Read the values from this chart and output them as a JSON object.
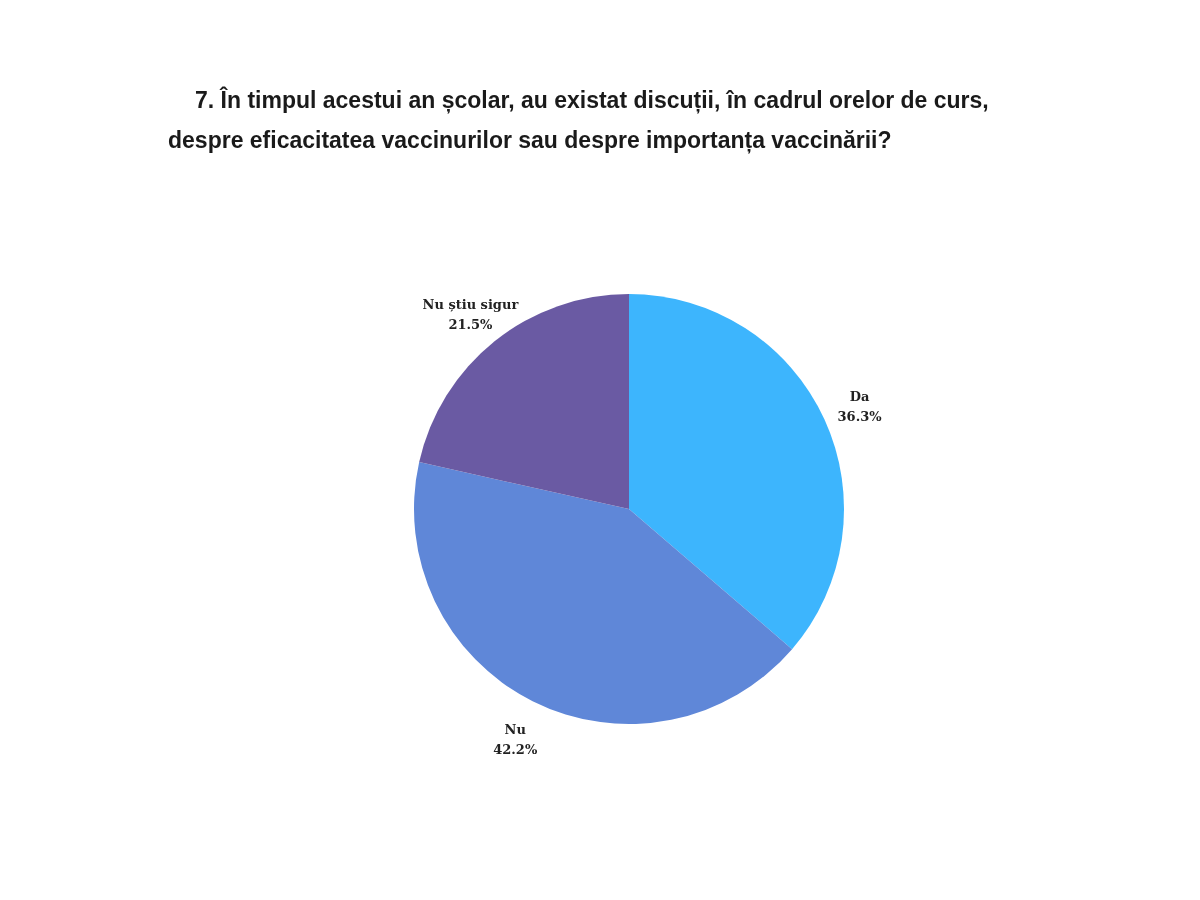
{
  "chart_data": {
    "type": "pie",
    "title": "7.   În timpul acestui an școlar, au existat discuții, în cadrul orelor de curs, despre eficacitatea vaccinurilor sau despre importanța vaccinării?",
    "categories": [
      "Da",
      "Nu",
      "Nu știu sigur"
    ],
    "values": [
      36.3,
      42.2,
      21.5
    ],
    "colors": [
      "#3db5fd",
      "#5f87d8",
      "#6a5aa3"
    ],
    "value_labels": [
      "36.3%",
      "42.2%",
      "21.5%"
    ]
  }
}
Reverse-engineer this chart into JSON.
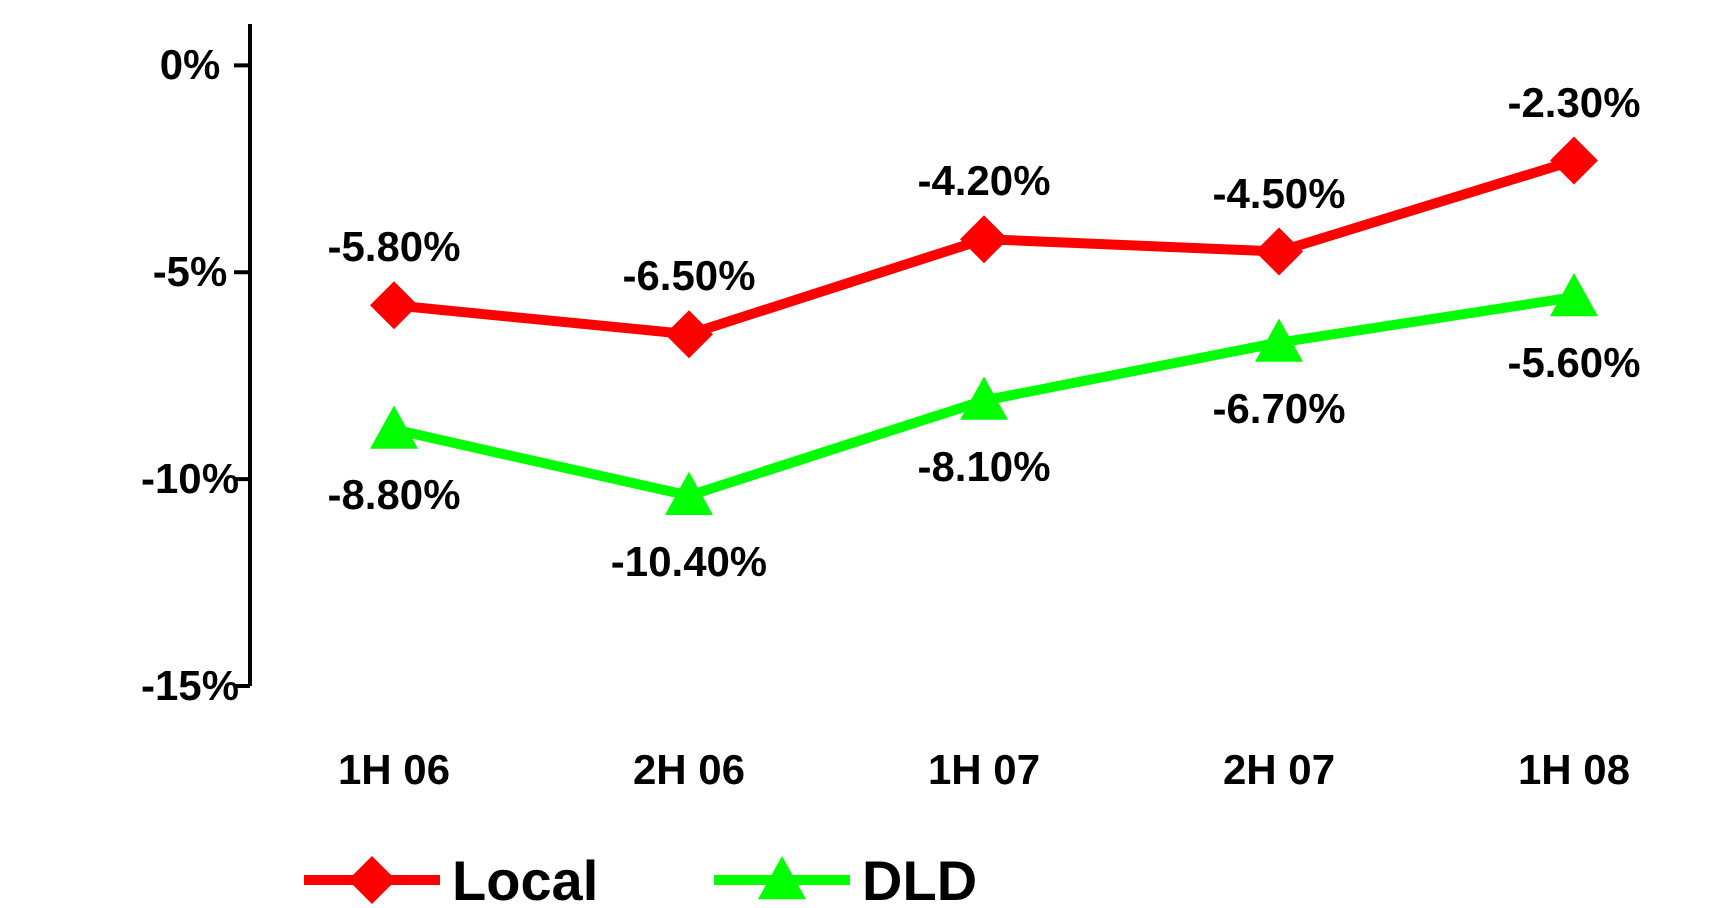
{
  "chart_data": {
    "type": "line",
    "categories": [
      "1H 06",
      "2H 06",
      "1H 07",
      "2H 07",
      "1H 08"
    ],
    "series": [
      {
        "name": "Local",
        "color": "#ff0000",
        "marker": "diamond",
        "values": [
          -5.8,
          -6.5,
          -4.2,
          -4.5,
          -2.3
        ],
        "value_labels": [
          "-5.80%",
          "-6.50%",
          "-4.20%",
          "-4.50%",
          "-2.30%"
        ]
      },
      {
        "name": "DLD",
        "color": "#00ff00",
        "marker": "triangle",
        "values": [
          -8.8,
          -10.4,
          -8.1,
          -6.7,
          -5.6
        ],
        "value_labels": [
          "-8.80%",
          "-10.40%",
          "-8.10%",
          "-6.70%",
          "-5.60%"
        ]
      }
    ],
    "ylim": [
      -15,
      1
    ],
    "yticks": [
      {
        "value": 0,
        "label": "0%"
      },
      {
        "value": -5,
        "label": "-5%"
      },
      {
        "value": -10,
        "label": "-10%"
      },
      {
        "value": -15,
        "label": "-15%"
      }
    ],
    "grid": false,
    "legend": "bottom"
  }
}
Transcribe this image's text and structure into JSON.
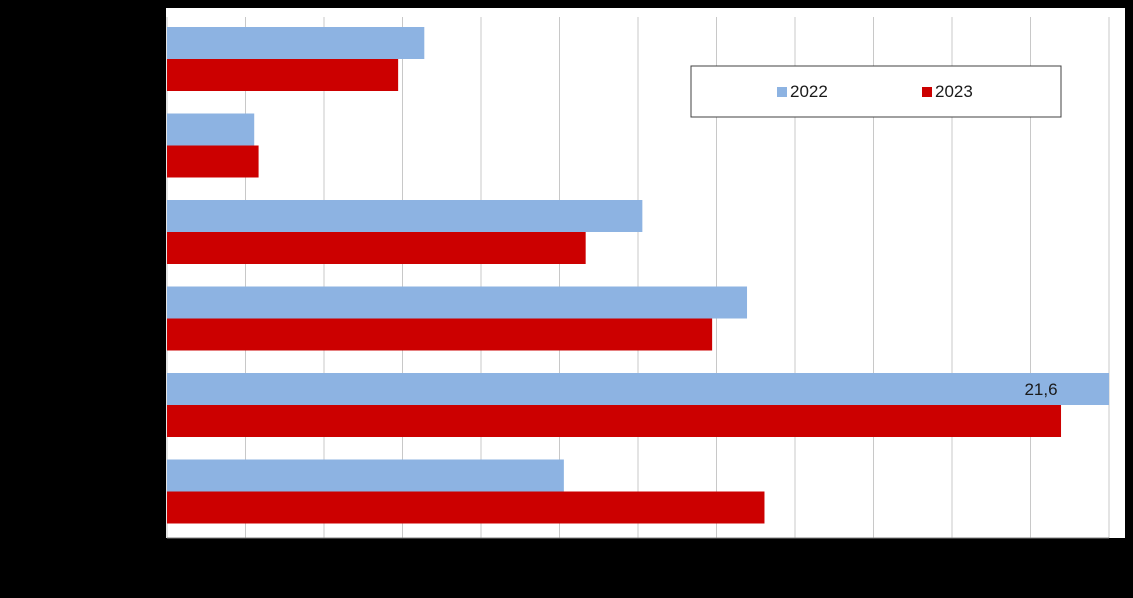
{
  "chart_data": {
    "type": "bar",
    "orientation": "horizontal",
    "categories": [
      "",
      "",
      "",
      "",
      "",
      ""
    ],
    "series": [
      {
        "name": "2022",
        "color": "#8DB3E2",
        "values": [
          5.9,
          2.0,
          10.9,
          13.3,
          21.6,
          9.1
        ]
      },
      {
        "name": "2023",
        "color": "#CC0000",
        "values": [
          5.3,
          2.1,
          9.6,
          12.5,
          20.5,
          13.7
        ]
      }
    ],
    "data_labels": [
      {
        "series": "2022",
        "category_index": 4,
        "text": "21,6"
      }
    ],
    "xlim": [
      0,
      21.6
    ],
    "x_grid_step": 1.8,
    "grid": true,
    "legend": {
      "position": "top-right",
      "entries": [
        "2022",
        "2023"
      ]
    },
    "title": "",
    "xlabel": "",
    "ylabel": ""
  }
}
::::
▸ To do: Pictures are not part of the copy; reproduce everything else in the records exactly.

▸ Task result:
Read the values from this chart and output them as a JSON object.
{
  "chart_data": {
    "type": "pie",
    "title": "7.   În timpul acestui an școlar, au existat discuții, în cadrul orelor de curs, despre eficacitatea vaccinurilor sau despre importanța vaccinării?",
    "categories": [
      "Da",
      "Nu",
      "Nu știu sigur"
    ],
    "values": [
      36.3,
      42.2,
      21.5
    ],
    "colors": [
      "#3db5fd",
      "#5f87d8",
      "#6a5aa3"
    ],
    "value_labels": [
      "36.3%",
      "42.2%",
      "21.5%"
    ]
  }
}
Reverse-engineer this chart into JSON.
{
  "chart_data": {
    "type": "line",
    "categories": [
      "1H 06",
      "2H 06",
      "1H 07",
      "2H 07",
      "1H 08"
    ],
    "series": [
      {
        "name": "Local",
        "color": "#ff0000",
        "marker": "diamond",
        "values": [
          -5.8,
          -6.5,
          -4.2,
          -4.5,
          -2.3
        ],
        "value_labels": [
          "-5.80%",
          "-6.50%",
          "-4.20%",
          "-4.50%",
          "-2.30%"
        ]
      },
      {
        "name": "DLD",
        "color": "#00ff00",
        "marker": "triangle",
        "values": [
          -8.8,
          -10.4,
          -8.1,
          -6.7,
          -5.6
        ],
        "value_labels": [
          "-8.80%",
          "-10.40%",
          "-8.10%",
          "-6.70%",
          "-5.60%"
        ]
      }
    ],
    "ylim": [
      -15,
      1
    ],
    "yticks": [
      {
        "value": 0,
        "label": "0%"
      },
      {
        "value": -5,
        "label": "-5%"
      },
      {
        "value": -10,
        "label": "-10%"
      },
      {
        "value": -15,
        "label": "-15%"
      }
    ],
    "grid": false,
    "legend": "bottom"
  }
}
Transcribe this image's text and structure into JSON.
{
  "chart_data": {
    "type": "bar",
    "orientation": "horizontal",
    "categories": [
      "",
      "",
      "",
      "",
      "",
      ""
    ],
    "series": [
      {
        "name": "2022",
        "color": "#8DB3E2",
        "values": [
          5.9,
          2.0,
          10.9,
          13.3,
          21.6,
          9.1
        ]
      },
      {
        "name": "2023",
        "color": "#CC0000",
        "values": [
          5.3,
          2.1,
          9.6,
          12.5,
          20.5,
          13.7
        ]
      }
    ],
    "data_labels": [
      {
        "series": "2022",
        "category_index": 4,
        "text": "21,6"
      }
    ],
    "xlim": [
      0,
      21.6
    ],
    "x_grid_step": 1.8,
    "grid": true,
    "legend": {
      "position": "top-right",
      "entries": [
        "2022",
        "2023"
      ]
    },
    "title": "",
    "xlabel": "",
    "ylabel": ""
  }
}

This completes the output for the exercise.